- STATED GOAL
Nothing outside the lines from the one containing "What's the underlying" down to the one containing "Give me the" belongs in the copy; print that span exactly, both ends included, with pictures removed.

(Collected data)
- - - - -
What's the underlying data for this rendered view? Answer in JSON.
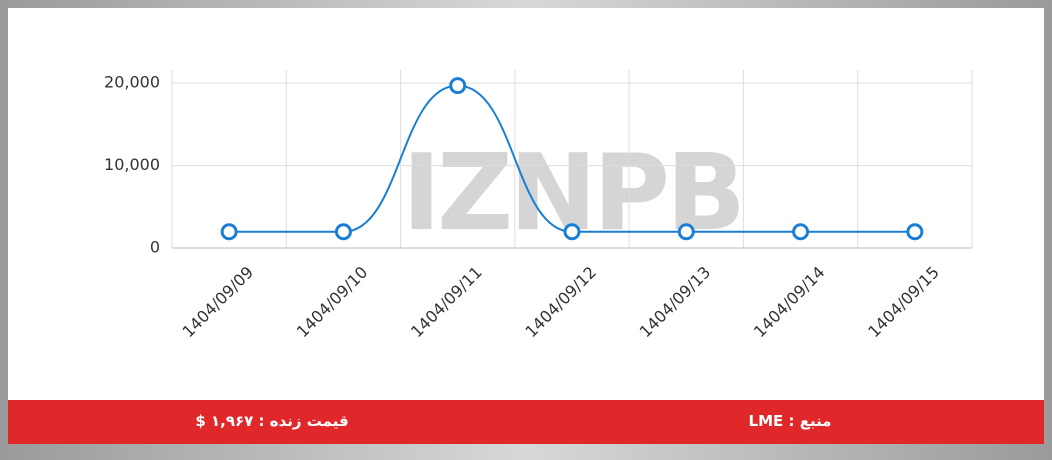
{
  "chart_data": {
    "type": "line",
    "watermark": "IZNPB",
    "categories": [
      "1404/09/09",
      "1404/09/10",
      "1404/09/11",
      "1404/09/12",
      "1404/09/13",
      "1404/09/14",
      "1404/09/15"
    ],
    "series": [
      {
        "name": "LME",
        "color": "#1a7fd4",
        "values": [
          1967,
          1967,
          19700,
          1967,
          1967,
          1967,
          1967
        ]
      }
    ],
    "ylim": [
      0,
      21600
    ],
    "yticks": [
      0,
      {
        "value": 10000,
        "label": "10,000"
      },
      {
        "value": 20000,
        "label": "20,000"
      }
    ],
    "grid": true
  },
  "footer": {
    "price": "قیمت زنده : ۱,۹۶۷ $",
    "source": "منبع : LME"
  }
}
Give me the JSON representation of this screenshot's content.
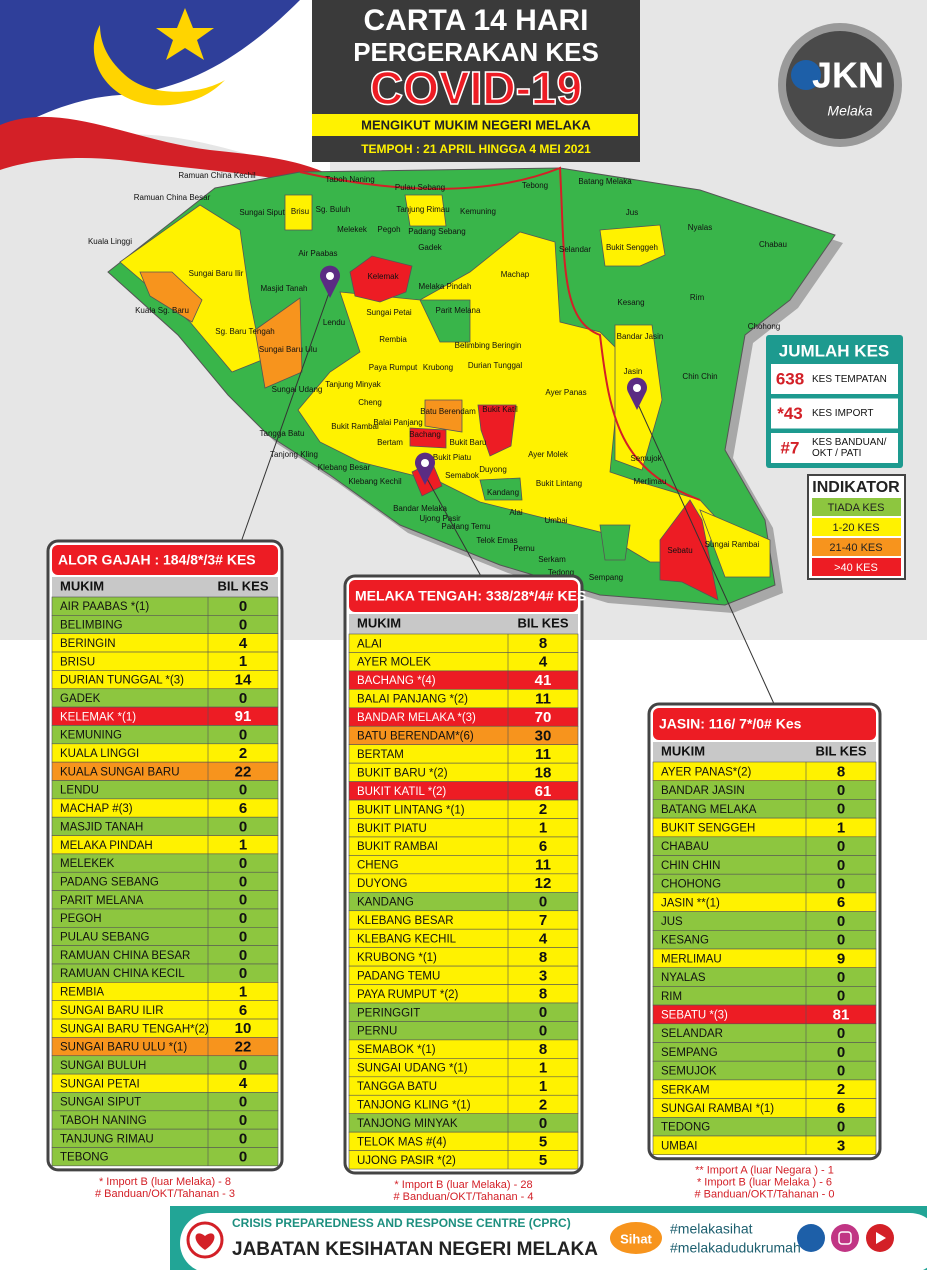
- - - - -
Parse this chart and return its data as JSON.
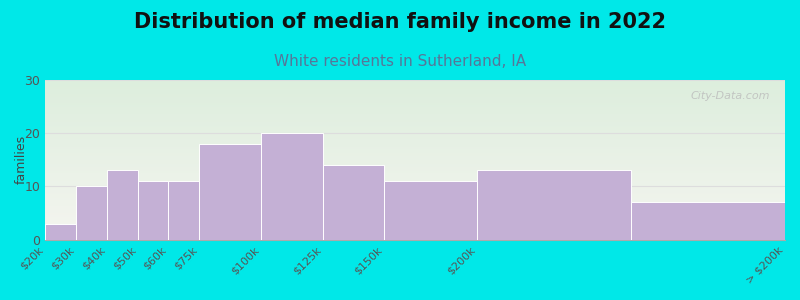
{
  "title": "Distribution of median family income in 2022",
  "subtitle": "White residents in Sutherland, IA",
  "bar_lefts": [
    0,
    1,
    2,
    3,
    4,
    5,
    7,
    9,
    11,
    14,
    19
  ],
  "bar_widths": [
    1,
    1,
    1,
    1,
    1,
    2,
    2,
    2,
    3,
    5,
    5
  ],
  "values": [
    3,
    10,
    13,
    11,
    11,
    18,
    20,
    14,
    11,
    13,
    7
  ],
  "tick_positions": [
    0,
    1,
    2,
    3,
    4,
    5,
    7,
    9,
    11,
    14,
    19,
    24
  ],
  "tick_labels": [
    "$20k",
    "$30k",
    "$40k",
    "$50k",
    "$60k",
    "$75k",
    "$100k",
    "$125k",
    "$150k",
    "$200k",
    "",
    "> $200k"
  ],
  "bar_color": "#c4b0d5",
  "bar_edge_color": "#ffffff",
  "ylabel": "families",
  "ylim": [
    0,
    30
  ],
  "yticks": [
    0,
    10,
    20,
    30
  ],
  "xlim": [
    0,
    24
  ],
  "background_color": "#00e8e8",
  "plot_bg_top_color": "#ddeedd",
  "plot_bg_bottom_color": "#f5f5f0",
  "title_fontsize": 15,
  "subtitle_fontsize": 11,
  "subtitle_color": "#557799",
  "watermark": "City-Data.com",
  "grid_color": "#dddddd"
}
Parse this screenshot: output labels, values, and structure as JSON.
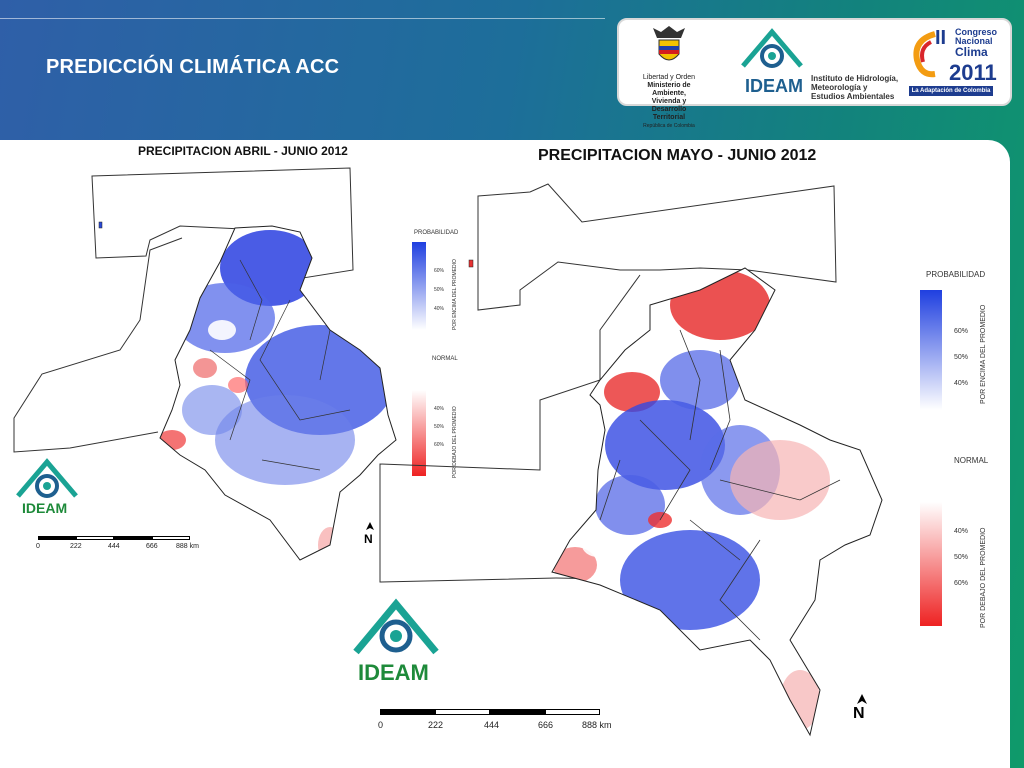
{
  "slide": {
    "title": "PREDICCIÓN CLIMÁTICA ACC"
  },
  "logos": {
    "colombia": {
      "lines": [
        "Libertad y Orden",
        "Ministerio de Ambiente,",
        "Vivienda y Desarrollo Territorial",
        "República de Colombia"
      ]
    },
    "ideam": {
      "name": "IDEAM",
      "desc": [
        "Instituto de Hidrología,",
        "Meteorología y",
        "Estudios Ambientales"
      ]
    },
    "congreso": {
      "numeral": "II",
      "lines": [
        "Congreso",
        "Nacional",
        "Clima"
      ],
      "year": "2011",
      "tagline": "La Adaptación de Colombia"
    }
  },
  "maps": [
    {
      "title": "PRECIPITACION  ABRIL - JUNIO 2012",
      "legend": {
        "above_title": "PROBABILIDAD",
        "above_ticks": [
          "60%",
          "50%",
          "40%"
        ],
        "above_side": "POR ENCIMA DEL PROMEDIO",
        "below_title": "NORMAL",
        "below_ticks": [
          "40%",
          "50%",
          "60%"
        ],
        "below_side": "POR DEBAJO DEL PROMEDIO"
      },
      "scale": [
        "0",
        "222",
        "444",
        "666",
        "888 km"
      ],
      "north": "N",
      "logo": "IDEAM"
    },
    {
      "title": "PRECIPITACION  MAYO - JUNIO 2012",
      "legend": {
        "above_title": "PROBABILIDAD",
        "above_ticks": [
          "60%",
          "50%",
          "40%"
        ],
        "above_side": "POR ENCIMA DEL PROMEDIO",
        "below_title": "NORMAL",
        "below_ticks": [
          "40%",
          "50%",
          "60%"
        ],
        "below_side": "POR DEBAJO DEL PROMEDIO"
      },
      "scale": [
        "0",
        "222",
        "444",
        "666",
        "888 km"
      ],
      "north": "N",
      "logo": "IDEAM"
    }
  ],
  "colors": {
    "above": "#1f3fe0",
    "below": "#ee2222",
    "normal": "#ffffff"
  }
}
- - - - -
- RESULT OF THIS TASK
What's the underlying data for this rendered view? Answer in JSON.
{
  "chart_data": {
    "type": "line",
    "watermark": "IZNPB",
    "categories": [
      "1404/09/09",
      "1404/09/10",
      "1404/09/11",
      "1404/09/12",
      "1404/09/13",
      "1404/09/14",
      "1404/09/15"
    ],
    "series": [
      {
        "name": "LME",
        "color": "#1a7fd4",
        "values": [
          1967,
          1967,
          19700,
          1967,
          1967,
          1967,
          1967
        ]
      }
    ],
    "ylim": [
      0,
      21600
    ],
    "yticks": [
      0,
      {
        "value": 10000,
        "label": "10,000"
      },
      {
        "value": 20000,
        "label": "20,000"
      }
    ],
    "grid": true
  },
  "footer": {
    "price": "قیمت زنده : ۱,۹۶۷ $",
    "source": "منبع : LME"
  }
}
Give me the JSON representation of this screenshot's content.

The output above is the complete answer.